[Source records]
= = = = =

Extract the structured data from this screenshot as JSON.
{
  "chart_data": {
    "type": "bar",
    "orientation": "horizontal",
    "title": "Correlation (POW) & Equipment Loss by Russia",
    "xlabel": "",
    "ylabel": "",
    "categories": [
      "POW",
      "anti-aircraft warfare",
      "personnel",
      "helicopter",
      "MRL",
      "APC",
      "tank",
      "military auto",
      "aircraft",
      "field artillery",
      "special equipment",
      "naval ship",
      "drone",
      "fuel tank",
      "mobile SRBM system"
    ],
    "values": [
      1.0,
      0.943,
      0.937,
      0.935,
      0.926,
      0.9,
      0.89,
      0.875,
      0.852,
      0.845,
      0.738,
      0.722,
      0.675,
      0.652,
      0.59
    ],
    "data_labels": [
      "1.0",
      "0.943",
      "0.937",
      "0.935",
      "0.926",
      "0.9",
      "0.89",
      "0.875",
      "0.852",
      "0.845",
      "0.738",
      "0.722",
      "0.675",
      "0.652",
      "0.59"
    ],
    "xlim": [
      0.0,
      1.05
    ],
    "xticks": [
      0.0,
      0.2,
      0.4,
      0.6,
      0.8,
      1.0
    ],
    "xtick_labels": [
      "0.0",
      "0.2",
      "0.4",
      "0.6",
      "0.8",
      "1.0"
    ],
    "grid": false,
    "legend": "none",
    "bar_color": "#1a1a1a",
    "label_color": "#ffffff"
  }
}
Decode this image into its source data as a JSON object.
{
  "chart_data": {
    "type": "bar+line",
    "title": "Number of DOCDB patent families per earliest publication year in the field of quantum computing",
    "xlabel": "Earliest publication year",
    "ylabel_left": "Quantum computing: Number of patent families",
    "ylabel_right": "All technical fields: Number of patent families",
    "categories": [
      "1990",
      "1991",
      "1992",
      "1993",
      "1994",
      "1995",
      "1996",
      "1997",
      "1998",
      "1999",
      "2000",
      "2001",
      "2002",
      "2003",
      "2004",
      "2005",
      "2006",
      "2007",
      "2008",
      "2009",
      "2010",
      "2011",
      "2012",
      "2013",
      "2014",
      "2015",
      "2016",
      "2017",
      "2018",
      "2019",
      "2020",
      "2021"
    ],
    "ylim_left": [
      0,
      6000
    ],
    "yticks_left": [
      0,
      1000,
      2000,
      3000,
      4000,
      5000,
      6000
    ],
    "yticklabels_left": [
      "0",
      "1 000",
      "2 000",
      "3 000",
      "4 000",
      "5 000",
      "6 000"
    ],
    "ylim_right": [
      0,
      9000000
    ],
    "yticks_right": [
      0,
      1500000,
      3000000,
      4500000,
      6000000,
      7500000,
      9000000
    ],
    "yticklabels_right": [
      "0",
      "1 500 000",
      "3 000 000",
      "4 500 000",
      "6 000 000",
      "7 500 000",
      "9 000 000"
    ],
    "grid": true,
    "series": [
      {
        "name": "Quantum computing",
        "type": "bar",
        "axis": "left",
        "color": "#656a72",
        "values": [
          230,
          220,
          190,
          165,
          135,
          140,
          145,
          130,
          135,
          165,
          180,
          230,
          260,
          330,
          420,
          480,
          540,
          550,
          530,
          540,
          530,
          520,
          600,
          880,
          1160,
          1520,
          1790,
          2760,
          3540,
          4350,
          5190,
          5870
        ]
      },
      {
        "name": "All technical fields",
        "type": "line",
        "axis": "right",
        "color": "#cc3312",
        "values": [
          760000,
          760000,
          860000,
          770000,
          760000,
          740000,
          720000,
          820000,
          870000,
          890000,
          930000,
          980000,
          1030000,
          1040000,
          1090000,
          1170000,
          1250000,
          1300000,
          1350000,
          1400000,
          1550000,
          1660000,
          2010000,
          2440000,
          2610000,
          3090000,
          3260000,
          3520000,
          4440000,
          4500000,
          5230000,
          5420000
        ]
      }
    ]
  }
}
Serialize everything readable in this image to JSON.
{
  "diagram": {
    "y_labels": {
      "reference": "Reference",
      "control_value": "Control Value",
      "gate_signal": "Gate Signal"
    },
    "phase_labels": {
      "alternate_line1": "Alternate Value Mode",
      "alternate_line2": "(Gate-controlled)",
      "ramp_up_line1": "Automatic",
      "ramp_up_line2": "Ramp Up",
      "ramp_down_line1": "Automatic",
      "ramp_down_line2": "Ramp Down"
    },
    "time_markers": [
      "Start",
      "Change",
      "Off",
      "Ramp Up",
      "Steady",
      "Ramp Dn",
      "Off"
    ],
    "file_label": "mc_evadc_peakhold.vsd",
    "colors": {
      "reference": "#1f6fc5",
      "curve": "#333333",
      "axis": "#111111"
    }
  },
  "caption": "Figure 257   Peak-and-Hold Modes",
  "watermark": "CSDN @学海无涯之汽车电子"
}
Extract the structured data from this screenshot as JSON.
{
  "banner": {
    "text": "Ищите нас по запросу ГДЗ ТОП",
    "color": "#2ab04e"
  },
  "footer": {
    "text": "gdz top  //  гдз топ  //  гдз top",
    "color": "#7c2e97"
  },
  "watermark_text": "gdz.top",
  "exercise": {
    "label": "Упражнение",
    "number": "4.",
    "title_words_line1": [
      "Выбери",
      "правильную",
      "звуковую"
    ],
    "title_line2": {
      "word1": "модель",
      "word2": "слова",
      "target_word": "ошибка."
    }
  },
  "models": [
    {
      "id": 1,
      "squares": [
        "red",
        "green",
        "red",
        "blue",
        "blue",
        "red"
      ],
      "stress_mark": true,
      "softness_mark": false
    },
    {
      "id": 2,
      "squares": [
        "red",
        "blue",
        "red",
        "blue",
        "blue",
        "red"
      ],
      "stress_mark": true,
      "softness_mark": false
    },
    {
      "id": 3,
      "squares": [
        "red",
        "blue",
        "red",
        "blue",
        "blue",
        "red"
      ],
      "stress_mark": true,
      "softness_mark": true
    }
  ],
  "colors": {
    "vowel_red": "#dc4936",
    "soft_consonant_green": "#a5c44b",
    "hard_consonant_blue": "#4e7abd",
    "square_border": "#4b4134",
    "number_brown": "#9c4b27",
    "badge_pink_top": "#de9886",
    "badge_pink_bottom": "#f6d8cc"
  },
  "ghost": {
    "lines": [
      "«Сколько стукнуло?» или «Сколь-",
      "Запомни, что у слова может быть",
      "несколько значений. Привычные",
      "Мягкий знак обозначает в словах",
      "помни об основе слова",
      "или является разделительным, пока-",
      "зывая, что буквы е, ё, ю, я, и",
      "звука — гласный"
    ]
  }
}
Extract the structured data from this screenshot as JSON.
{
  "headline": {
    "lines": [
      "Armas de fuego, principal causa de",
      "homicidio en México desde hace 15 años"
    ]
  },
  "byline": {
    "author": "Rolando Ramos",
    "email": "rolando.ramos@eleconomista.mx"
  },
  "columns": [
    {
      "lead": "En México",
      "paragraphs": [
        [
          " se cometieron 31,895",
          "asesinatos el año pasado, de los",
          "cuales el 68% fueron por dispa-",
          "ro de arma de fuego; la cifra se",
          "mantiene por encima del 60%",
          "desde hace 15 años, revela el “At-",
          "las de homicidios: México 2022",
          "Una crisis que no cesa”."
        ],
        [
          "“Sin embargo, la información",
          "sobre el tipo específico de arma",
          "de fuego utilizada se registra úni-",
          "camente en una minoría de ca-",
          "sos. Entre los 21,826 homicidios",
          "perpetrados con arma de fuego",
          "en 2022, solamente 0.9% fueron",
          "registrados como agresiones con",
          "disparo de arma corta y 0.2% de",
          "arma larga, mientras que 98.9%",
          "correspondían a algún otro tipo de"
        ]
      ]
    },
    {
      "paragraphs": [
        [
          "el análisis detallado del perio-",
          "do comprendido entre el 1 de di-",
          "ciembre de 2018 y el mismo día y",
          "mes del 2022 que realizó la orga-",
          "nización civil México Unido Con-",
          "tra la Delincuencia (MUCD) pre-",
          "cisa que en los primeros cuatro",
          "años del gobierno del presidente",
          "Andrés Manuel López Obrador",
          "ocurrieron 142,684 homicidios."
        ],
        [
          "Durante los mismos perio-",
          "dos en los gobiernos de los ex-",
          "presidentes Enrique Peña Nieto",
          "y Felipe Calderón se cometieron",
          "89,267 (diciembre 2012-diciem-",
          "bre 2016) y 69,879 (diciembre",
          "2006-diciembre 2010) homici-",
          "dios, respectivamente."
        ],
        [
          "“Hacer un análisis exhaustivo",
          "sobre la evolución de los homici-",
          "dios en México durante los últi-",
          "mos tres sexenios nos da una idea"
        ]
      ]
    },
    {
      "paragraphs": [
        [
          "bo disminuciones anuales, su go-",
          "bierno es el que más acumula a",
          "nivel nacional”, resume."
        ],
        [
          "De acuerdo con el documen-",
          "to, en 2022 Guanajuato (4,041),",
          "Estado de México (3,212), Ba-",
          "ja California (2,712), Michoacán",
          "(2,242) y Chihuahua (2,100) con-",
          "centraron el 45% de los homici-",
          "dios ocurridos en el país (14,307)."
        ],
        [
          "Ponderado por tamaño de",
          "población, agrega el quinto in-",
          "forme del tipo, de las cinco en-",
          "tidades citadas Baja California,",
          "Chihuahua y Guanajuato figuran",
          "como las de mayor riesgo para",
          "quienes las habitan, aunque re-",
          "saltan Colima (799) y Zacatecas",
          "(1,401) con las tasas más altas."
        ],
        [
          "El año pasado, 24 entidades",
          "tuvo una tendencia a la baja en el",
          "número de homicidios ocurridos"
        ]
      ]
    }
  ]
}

= = = = =

Pick out all lines from the data above in which the word "Automatic" appears.

→ **ANSWER TO THE PROBLEM**:
      "ramp_up_line1": "Automatic",
      "ramp_down_line1": "Automatic",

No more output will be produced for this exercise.